═════ Source material ═════

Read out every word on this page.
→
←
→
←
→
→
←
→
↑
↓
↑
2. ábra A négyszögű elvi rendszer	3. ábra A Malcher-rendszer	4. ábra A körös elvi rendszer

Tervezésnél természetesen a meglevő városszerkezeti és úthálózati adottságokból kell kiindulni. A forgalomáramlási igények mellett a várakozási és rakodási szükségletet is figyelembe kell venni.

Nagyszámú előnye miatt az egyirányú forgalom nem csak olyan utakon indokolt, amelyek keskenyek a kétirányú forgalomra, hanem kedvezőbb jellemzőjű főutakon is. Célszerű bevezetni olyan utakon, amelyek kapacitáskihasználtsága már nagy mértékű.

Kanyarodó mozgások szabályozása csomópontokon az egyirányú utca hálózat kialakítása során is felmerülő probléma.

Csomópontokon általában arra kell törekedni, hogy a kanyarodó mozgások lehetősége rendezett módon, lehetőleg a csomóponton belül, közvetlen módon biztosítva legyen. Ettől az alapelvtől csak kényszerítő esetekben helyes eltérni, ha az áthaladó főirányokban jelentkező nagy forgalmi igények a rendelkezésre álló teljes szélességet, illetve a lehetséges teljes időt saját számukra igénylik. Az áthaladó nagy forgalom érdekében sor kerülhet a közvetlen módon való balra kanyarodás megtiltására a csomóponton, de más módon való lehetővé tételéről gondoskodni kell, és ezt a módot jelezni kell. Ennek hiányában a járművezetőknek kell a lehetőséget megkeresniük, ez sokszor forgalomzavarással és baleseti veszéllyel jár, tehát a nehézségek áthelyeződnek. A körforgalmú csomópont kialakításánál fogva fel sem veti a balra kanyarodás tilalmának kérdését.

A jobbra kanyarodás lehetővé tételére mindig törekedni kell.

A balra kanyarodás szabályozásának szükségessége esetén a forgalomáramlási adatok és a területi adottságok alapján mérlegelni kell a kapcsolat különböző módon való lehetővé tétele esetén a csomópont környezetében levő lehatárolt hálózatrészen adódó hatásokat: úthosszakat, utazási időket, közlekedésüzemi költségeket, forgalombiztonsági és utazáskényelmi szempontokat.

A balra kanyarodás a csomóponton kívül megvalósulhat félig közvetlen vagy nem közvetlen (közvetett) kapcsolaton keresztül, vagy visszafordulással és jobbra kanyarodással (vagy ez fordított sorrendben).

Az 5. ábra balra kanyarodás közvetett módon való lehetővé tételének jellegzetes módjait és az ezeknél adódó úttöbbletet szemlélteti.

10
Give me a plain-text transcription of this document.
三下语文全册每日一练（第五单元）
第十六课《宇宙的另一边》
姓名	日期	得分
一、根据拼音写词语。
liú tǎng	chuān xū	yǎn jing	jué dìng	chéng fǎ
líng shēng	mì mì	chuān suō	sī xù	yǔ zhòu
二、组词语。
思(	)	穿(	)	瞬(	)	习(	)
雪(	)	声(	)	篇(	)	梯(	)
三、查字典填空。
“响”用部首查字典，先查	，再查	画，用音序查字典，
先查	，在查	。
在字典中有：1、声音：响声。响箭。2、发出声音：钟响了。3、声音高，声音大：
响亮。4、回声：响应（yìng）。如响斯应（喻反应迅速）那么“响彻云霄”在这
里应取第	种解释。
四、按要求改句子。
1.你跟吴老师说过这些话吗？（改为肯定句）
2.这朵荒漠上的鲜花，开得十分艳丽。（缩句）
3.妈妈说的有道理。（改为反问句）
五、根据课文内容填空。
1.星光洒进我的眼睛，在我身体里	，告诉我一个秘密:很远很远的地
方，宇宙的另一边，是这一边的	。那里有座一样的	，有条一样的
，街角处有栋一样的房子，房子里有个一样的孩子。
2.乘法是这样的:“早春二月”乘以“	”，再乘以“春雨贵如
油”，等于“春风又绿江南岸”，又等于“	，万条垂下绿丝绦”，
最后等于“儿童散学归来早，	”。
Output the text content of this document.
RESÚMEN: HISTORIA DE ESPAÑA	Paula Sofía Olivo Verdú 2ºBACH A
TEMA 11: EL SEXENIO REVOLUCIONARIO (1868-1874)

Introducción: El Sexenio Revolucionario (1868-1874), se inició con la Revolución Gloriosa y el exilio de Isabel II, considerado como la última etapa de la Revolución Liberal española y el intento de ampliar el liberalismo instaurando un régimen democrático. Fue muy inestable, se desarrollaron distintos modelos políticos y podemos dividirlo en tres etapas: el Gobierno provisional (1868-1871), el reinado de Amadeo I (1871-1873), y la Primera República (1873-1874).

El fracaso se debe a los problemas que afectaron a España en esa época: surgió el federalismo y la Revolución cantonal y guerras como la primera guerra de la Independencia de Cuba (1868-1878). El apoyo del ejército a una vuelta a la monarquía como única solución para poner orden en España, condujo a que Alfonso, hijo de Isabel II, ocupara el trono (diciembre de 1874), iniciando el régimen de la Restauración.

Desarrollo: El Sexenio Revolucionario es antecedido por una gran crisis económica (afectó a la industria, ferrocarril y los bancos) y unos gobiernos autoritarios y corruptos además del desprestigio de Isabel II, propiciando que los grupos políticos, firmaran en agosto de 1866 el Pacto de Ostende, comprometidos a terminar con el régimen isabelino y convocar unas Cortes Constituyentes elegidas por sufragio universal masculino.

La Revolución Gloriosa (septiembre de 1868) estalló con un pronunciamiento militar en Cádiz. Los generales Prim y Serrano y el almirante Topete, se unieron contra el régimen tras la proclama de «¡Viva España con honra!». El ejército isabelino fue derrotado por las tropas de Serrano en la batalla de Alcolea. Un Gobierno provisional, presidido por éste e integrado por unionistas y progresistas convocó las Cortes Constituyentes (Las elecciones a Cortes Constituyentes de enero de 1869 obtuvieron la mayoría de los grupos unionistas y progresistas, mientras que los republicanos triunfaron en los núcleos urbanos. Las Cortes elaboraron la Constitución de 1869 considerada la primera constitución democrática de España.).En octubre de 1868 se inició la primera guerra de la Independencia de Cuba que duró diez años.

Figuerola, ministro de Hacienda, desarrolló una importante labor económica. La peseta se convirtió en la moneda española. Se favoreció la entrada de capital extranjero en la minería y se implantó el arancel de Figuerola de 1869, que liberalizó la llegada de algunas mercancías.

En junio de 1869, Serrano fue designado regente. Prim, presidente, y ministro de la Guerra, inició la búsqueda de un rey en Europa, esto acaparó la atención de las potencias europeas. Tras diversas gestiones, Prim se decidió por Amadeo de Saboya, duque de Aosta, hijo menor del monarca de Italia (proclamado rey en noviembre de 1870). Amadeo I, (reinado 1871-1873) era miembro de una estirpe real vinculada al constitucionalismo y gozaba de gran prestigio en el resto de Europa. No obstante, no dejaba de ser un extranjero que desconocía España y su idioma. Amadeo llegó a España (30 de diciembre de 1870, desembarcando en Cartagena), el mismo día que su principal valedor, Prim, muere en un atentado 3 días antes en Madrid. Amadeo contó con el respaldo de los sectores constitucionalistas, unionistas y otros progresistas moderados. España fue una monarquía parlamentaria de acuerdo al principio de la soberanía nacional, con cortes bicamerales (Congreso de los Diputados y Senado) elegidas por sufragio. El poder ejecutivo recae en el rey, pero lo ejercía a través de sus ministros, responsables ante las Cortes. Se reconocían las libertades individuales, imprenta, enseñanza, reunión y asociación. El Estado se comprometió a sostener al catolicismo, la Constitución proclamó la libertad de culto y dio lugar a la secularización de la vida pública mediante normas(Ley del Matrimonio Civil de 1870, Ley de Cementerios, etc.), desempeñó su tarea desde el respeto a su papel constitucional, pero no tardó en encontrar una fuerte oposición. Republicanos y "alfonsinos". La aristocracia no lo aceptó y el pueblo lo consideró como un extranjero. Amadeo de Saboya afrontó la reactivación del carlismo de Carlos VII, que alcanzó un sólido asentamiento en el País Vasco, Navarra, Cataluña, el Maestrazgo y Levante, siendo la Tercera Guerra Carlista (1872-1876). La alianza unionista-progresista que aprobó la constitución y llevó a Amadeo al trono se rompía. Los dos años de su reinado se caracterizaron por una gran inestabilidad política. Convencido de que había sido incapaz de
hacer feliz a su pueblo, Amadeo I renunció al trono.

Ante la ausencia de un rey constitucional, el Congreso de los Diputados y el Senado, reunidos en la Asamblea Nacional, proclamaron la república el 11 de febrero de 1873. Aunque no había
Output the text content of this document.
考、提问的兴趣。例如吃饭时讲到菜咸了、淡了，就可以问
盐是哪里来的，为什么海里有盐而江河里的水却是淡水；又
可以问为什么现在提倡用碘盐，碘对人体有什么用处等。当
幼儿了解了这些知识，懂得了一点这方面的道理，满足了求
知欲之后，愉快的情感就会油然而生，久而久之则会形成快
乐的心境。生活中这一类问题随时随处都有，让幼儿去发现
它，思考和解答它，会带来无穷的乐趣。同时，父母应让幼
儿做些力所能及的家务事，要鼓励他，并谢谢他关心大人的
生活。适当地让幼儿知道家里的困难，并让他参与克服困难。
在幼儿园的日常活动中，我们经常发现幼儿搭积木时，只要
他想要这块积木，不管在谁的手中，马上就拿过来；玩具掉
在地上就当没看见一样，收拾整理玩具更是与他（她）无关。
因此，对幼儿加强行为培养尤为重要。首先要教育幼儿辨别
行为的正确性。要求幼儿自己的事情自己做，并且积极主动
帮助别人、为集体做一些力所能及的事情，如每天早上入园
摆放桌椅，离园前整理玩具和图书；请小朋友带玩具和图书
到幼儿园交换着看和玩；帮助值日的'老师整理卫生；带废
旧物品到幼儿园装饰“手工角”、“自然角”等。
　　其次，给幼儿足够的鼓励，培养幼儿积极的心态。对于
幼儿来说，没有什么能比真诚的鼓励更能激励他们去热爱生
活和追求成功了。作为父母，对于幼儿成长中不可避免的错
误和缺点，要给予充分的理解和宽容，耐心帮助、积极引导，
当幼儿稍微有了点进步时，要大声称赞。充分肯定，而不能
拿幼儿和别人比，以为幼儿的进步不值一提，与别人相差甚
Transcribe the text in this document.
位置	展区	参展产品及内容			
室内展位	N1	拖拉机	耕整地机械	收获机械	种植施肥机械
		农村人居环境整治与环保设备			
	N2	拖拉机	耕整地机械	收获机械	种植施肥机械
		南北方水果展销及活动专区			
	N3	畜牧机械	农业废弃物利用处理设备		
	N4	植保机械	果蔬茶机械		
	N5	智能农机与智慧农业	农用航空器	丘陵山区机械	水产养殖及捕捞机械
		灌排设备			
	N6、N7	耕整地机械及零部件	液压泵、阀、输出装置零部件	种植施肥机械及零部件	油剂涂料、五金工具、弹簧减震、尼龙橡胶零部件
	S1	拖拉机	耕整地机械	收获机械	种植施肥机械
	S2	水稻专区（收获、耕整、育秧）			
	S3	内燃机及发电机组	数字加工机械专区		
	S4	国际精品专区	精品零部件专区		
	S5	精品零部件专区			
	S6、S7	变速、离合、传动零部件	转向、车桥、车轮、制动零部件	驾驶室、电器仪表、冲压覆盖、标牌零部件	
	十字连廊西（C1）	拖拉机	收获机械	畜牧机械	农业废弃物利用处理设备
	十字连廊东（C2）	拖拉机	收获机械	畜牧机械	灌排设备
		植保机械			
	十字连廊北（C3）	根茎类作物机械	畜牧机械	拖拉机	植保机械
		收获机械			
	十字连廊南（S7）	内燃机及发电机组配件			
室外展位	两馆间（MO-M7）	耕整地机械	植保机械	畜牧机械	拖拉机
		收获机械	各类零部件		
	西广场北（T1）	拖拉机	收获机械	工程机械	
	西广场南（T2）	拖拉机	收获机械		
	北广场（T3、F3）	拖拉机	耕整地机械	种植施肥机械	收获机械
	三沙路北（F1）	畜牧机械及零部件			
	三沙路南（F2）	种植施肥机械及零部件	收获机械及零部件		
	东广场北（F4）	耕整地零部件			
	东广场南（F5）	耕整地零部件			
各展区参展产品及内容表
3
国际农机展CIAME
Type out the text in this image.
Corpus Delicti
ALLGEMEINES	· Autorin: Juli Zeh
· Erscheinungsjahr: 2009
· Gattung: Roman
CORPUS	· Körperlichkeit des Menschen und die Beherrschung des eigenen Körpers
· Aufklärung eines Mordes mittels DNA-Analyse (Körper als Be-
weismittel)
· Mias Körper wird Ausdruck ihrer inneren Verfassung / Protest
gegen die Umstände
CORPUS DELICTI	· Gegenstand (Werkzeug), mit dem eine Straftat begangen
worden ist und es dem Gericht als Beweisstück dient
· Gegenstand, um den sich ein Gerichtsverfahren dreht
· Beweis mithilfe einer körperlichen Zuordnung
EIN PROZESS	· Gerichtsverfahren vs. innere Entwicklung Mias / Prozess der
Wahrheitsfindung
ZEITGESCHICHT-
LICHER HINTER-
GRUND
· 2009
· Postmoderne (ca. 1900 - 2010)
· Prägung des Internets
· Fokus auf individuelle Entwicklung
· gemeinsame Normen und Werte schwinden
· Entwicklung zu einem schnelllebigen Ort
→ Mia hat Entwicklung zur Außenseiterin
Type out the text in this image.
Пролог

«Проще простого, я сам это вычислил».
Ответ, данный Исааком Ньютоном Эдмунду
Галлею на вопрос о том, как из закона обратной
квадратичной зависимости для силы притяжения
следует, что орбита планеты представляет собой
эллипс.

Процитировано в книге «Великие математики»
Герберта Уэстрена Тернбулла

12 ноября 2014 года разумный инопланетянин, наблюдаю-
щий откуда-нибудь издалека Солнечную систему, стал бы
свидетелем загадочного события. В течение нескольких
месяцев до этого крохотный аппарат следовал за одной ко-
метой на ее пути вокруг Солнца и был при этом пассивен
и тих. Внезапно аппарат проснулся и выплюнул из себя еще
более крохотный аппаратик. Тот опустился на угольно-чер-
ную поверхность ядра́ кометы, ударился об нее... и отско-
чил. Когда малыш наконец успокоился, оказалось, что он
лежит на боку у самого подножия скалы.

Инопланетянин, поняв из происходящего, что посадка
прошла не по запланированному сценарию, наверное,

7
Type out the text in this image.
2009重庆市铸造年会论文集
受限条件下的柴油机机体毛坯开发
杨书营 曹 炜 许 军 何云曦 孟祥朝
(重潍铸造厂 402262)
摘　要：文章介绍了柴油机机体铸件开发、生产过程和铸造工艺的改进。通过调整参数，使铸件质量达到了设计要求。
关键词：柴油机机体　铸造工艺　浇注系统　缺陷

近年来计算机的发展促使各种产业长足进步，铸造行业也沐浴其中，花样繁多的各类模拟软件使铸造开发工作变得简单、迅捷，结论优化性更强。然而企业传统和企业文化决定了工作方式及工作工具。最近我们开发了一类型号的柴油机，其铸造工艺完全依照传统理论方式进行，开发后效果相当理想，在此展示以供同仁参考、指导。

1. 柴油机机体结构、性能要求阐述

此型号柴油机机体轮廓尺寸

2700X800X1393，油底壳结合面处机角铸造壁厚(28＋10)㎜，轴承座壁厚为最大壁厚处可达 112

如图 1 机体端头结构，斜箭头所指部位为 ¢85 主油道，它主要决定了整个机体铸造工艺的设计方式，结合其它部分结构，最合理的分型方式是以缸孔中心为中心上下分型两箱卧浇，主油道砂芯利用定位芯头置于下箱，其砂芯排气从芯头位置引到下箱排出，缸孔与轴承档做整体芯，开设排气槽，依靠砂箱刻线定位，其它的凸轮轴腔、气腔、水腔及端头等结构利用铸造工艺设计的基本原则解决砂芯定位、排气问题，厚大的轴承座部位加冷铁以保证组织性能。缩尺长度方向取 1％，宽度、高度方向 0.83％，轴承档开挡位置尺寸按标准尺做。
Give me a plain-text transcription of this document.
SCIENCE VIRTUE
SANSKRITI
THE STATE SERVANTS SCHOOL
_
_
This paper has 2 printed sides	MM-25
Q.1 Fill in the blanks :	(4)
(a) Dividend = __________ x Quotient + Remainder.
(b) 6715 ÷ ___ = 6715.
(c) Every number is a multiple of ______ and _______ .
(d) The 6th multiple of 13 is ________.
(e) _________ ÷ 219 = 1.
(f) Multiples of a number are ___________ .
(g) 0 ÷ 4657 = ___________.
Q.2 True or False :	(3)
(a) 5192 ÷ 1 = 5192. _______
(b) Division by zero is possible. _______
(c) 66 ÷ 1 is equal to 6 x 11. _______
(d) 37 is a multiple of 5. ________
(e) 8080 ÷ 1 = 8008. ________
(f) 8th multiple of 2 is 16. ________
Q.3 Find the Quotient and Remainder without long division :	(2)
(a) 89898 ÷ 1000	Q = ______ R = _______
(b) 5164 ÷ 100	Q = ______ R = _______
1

═════

[The task]:
Copy each line of the entries that includes the word "农业废弃物利用处理设备".

[The answer]:
	N3	畜牧机械	农业废弃物利用处理设备		
	十字连廊西（C1）	拖拉机	收获机械	畜牧机械	农业废弃物利用处理设备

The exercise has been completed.